◆ **EXERCISE PROMPT**
Report how many lines below contain the word "гражданским". Give only the number.

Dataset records
------------------------------------

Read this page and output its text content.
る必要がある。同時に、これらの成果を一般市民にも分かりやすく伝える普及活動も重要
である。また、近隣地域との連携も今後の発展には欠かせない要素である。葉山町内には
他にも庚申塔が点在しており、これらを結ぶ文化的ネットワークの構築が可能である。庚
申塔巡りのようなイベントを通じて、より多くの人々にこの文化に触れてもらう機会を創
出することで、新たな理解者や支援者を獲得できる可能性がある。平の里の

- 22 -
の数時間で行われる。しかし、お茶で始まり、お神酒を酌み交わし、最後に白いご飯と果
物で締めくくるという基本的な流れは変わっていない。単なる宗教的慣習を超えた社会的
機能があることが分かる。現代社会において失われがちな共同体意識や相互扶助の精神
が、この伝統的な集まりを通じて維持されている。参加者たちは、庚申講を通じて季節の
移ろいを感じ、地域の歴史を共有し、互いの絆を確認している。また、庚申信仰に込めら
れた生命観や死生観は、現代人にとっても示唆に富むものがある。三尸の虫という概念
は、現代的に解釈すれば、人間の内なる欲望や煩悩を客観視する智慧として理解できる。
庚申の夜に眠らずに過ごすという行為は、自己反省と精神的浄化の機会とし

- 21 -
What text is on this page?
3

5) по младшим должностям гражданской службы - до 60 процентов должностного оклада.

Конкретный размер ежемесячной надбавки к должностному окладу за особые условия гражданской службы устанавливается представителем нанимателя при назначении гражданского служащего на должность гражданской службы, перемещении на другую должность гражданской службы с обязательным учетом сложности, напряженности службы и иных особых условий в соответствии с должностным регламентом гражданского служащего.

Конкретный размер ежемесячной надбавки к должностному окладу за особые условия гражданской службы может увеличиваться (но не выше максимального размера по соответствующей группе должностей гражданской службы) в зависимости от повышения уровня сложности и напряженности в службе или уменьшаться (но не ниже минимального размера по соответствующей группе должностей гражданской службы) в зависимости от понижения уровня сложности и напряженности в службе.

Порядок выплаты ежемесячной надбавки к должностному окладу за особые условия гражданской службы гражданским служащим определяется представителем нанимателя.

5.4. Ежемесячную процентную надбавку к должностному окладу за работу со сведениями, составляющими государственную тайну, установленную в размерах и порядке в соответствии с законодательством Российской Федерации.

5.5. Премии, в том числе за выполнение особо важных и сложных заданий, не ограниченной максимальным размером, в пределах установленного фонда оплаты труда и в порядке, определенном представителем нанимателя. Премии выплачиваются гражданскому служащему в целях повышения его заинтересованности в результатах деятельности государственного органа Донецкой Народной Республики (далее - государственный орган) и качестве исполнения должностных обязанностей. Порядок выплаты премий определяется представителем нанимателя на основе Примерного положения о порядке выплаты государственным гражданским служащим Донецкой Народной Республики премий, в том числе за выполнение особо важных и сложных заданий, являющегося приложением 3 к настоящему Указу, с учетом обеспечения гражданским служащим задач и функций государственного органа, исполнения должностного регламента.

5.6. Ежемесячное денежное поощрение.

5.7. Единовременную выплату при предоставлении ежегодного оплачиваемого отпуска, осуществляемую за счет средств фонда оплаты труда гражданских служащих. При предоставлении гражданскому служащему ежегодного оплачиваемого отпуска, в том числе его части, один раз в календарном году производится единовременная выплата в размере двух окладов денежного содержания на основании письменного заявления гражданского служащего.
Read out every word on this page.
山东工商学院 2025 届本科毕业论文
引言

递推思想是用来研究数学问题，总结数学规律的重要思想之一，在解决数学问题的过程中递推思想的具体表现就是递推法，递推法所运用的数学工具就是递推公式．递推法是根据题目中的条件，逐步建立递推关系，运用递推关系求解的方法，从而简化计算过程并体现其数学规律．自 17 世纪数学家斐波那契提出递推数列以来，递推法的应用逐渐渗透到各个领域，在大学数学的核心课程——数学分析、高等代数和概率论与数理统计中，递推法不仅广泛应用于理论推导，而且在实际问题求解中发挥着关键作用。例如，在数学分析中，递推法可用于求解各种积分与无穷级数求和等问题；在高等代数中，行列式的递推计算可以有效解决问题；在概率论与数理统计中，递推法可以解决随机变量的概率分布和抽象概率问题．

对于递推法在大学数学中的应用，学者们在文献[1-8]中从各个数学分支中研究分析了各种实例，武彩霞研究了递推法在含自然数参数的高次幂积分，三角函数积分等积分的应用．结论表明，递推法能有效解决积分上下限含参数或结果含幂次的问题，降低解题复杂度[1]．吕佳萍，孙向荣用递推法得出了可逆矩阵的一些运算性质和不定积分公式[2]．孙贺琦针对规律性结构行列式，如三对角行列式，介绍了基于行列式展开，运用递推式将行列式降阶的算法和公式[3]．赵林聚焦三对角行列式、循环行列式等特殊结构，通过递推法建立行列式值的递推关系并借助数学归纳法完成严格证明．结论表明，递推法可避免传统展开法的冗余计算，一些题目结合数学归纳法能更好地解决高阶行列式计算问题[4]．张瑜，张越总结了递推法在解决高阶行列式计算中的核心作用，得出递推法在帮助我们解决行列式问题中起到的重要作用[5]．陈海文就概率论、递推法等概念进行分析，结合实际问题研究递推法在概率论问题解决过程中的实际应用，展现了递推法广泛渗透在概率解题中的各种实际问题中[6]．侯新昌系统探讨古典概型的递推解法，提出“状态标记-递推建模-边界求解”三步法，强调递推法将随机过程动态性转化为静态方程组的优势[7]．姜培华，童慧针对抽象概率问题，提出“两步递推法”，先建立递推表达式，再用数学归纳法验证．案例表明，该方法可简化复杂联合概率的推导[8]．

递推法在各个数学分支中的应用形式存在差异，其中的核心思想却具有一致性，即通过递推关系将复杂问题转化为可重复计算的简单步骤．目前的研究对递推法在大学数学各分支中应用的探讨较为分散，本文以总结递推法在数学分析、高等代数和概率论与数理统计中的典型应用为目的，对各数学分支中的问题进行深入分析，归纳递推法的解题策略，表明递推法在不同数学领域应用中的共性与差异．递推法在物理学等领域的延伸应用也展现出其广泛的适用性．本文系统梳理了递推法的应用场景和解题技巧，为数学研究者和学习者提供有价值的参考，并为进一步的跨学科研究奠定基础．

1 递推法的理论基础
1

------------------------------------

◆ **THE ANSWER**
2